> DETALHES DA TAREFA
Reproduza sem nenhuma alteração, do texto sobre a degustação dos dois vinhos argentinos, o trecho que vai de "Cavas de Weinert 1983 em" até "Nota: 94 pontos.".

Cavas de Weinert 1983 e Montchenot 20 años 1978
A degustação de grandes vinhos evoluídos é sempre um grande prazer, principalmente quando são compartilhados com bons amigos e verdadeiros apreciadores. Pois foram nestas circunstâncias que pude compartilhar com mais 3 amigos estes dois belos vinhos argentinos das bodegas Lopez e Weinert, reconhecidas por seu trabalho na produção de vinhos com longa capacidade de amadurecimento.
Montchenot 1978 em detalhes
Começamos o "duelo" de degustação pelo Montchenot 1978, vinho que passou por uma hora de aeração no decanter antes de ser servido. Elaborado com o corte tradicional de CS, Merlot e Malbec, passou por 10 anos de afinamento em grandes tonéis de carvalho e outros 10 anos em garrafa. Na taça, apresentou a típica cor vermelho atijolada de um vinho com 34 anos de amadurecimento, límpida e cristalina. No olfato, exalou aromas exuberantes e intensos de frutas secas, couro, madeira velha, café e leves notas de torrefação. No paladar, taninos finíssimos mas bem marcados, acidez perfeita e discreto traço de carvalho se combinaram para oferecer um vinho cheio de personalidade, longo e extremamente refinado. O mais antigo e um dos melhores Montchenots que já degustei. Incrivelmente complexo! Nota: 96 pontos.
Cavas de Weinert 1983 em detalhes
Em seguida passamos para o delicioso Cavas de Weinert 1983, também produzido com o corte de CS (60%), Malbec (30%) e Merlot (10%) e afinamento de 3 anos em madeira. Na taça, apesar de ser apenas 5 anos mais novo, exibiu uma cor vermelho escuro que "escondia" seus 29 anos de vida. No olfato, exibiu ótimos aromas de figos secos, licor de groselhas, café e com notas de ervas finas. Na boca, confirmou a concentração indicada pela cor. Taninos ainda potentes e bastante sedosos que se integraram muito bem com sua acidez, garantindo um equilíbrio muito bom ao vinho. Final de boca longo e refinado. Outro exemplar que alcançou um grande nível de qualidade e pode aguentar mais alguns anos ainda. Nota: 94 pontos.

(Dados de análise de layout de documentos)
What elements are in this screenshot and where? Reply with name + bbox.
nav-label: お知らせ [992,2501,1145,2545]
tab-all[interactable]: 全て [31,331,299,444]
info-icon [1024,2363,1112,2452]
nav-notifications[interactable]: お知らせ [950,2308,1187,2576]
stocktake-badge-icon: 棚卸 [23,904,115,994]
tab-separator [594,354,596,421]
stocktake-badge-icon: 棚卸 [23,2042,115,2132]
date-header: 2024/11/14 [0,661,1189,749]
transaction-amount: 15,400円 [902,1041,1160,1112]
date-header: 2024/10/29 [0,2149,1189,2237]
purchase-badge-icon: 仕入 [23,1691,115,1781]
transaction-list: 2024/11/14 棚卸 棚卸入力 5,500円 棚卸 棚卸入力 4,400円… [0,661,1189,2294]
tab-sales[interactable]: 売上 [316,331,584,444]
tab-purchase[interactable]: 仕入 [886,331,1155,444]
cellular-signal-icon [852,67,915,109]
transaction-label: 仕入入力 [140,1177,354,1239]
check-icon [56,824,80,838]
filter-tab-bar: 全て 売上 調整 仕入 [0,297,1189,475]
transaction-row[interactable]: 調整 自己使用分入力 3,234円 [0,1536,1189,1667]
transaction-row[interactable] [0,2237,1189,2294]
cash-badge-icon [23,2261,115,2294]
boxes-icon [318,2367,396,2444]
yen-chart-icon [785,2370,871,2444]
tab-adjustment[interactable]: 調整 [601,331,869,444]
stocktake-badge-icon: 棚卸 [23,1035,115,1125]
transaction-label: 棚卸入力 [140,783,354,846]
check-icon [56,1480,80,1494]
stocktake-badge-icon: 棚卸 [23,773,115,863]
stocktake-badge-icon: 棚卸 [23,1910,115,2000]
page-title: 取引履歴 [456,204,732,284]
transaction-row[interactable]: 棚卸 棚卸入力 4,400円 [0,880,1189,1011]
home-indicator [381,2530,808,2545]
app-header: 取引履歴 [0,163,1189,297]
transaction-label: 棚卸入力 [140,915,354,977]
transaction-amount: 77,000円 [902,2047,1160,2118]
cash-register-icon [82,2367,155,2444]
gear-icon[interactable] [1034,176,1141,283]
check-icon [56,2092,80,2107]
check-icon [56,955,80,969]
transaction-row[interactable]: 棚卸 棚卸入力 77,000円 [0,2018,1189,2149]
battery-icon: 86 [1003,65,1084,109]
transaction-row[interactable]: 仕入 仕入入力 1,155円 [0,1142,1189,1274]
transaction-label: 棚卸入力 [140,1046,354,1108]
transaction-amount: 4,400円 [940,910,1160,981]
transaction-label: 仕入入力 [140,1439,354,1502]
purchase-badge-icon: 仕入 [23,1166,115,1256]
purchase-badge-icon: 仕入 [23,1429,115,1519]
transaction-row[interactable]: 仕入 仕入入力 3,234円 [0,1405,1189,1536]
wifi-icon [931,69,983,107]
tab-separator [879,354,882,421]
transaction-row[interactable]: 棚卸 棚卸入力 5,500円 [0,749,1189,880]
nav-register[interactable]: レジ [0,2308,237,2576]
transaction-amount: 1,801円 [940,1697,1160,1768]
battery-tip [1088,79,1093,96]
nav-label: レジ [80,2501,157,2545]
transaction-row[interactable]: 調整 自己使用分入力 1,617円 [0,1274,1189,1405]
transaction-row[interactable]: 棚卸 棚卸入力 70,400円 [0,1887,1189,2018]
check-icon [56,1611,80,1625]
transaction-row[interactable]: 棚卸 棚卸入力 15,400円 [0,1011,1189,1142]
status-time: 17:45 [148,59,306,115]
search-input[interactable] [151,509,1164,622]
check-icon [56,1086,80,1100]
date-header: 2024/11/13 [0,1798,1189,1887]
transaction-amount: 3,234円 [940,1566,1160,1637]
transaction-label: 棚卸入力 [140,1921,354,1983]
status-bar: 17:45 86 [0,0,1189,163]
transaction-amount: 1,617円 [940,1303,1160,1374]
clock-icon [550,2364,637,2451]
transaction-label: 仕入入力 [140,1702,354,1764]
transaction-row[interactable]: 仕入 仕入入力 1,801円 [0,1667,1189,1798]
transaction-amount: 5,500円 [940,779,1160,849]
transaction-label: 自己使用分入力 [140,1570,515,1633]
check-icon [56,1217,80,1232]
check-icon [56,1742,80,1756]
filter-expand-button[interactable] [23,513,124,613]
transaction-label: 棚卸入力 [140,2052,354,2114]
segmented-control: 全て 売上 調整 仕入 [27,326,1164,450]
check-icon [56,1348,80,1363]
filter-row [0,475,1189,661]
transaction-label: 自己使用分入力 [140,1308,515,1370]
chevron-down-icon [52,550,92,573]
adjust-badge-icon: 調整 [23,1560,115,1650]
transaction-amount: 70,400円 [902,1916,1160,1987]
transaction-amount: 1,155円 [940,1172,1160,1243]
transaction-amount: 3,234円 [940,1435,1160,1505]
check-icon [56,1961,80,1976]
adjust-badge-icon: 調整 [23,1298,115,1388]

> RESPOSTA DO EXERCÍCIO
Cavas de Weinert 1983 em detalhes
Em seguida passamos para o delicioso Cavas de Weinert 1983, também produzido com o corte de CS (60%), Malbec (30%) e Merlot (10%) e afinamento de 3 anos em madeira. Na taça, apesar de ser apenas 5 anos mais novo, exibiu uma cor vermelho escuro que "escondia" seus 29 anos de vida. No olfato, exibiu ótimos aromas de figos secos, licor de groselhas, café e com notas de ervas finas. Na boca, confirmou a concentração indicada pela cor. Taninos ainda potentes e bastante sedosos que se integraram muito bem com sua acidez, garantindo um equilíbrio muito bom ao vinho. Final de boca longo e refinado. Outro exemplar que alcançou um grande nível de qualidade e pode aguentar mais alguns anos ainda. Nota: 94 pontos.